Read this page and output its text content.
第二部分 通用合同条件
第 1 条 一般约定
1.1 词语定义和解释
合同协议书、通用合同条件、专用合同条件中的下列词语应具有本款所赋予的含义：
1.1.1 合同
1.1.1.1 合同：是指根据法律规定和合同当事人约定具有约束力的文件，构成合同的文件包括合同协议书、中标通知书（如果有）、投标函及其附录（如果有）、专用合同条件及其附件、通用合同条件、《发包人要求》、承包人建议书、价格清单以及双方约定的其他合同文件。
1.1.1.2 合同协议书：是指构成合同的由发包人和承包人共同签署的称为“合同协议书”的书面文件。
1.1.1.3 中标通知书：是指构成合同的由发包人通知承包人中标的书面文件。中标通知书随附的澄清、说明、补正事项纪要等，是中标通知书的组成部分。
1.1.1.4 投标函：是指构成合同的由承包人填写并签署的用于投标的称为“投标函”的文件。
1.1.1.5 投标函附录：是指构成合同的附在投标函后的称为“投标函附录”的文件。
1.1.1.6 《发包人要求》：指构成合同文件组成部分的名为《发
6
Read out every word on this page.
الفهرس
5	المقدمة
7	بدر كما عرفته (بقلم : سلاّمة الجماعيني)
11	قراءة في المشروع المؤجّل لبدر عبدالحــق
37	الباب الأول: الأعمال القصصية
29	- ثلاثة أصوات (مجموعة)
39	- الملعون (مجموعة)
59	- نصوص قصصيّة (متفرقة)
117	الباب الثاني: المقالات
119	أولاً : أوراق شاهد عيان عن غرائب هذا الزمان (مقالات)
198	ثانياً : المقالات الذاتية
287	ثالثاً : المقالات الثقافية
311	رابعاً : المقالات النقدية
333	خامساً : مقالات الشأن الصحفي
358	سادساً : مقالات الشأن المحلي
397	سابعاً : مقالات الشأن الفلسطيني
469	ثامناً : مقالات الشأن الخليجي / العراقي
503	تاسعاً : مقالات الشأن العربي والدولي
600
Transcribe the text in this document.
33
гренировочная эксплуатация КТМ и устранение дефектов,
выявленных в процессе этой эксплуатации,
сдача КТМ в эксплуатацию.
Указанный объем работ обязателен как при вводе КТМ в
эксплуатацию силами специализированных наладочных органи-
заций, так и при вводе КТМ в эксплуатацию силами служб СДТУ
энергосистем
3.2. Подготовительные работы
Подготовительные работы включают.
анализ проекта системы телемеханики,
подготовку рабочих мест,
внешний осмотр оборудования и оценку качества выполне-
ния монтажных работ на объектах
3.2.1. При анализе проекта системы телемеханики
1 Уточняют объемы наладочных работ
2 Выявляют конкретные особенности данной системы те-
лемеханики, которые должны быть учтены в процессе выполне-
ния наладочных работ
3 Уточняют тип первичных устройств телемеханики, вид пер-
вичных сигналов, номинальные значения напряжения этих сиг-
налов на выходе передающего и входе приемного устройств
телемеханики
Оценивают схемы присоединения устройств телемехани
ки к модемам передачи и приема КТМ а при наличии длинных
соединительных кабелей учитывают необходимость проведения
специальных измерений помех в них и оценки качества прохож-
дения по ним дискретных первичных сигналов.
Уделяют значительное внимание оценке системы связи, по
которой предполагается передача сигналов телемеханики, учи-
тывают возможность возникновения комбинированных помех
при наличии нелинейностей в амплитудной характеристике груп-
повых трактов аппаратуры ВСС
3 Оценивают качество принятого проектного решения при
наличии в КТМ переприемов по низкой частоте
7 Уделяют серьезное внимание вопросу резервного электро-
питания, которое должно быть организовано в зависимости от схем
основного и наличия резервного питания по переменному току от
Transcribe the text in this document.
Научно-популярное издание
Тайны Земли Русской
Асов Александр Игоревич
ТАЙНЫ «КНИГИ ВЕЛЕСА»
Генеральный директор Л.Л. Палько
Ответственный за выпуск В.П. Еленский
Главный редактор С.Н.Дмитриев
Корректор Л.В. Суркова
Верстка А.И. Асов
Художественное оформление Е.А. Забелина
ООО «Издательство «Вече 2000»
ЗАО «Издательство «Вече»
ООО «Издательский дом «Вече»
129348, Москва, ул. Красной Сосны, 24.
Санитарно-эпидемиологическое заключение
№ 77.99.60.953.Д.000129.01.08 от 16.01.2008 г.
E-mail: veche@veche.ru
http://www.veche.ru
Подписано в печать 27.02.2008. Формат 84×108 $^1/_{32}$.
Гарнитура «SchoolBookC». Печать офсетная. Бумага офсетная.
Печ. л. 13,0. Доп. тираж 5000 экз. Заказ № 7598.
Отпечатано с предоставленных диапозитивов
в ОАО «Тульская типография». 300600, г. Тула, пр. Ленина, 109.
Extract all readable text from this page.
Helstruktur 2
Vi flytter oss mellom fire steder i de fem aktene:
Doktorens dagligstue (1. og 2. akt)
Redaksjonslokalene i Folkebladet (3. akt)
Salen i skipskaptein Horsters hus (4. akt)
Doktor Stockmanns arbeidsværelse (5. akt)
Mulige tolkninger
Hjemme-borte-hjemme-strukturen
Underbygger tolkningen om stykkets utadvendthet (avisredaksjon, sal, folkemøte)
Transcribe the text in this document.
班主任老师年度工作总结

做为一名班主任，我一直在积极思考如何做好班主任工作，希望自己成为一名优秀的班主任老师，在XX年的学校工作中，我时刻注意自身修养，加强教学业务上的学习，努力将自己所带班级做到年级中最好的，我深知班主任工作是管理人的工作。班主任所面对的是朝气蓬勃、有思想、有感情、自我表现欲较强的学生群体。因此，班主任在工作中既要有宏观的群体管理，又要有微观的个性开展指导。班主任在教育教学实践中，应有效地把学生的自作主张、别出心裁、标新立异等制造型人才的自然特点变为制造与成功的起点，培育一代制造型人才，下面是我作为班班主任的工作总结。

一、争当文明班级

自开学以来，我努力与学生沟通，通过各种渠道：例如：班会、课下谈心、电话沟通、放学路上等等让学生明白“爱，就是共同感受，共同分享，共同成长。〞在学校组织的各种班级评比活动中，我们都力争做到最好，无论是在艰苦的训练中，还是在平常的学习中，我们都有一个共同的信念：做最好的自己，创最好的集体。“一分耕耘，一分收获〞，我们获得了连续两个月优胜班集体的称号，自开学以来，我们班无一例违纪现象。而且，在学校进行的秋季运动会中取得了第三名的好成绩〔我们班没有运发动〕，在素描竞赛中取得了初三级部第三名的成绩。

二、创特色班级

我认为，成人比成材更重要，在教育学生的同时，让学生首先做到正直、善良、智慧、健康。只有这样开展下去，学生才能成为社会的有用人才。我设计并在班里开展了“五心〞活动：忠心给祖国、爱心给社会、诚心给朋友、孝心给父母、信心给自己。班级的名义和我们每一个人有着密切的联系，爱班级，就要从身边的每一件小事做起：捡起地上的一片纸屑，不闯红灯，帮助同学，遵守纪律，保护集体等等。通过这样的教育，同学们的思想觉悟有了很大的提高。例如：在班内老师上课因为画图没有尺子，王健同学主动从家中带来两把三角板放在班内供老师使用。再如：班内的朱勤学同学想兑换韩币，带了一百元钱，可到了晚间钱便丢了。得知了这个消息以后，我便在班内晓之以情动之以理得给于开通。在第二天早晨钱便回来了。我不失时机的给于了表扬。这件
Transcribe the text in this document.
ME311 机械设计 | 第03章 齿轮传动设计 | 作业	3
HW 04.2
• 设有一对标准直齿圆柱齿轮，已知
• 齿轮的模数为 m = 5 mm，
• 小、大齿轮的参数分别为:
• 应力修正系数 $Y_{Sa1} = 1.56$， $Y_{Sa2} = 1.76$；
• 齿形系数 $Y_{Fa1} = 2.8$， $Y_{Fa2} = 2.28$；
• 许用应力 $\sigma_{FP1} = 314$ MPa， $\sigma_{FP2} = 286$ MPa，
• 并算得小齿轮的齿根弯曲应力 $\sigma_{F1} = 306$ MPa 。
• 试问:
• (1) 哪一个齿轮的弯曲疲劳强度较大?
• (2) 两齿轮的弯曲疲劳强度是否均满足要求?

**THE PROBLEM**
State the number of lines in the data that include the string "силами", and add nothing else.

**THE RESULT**
2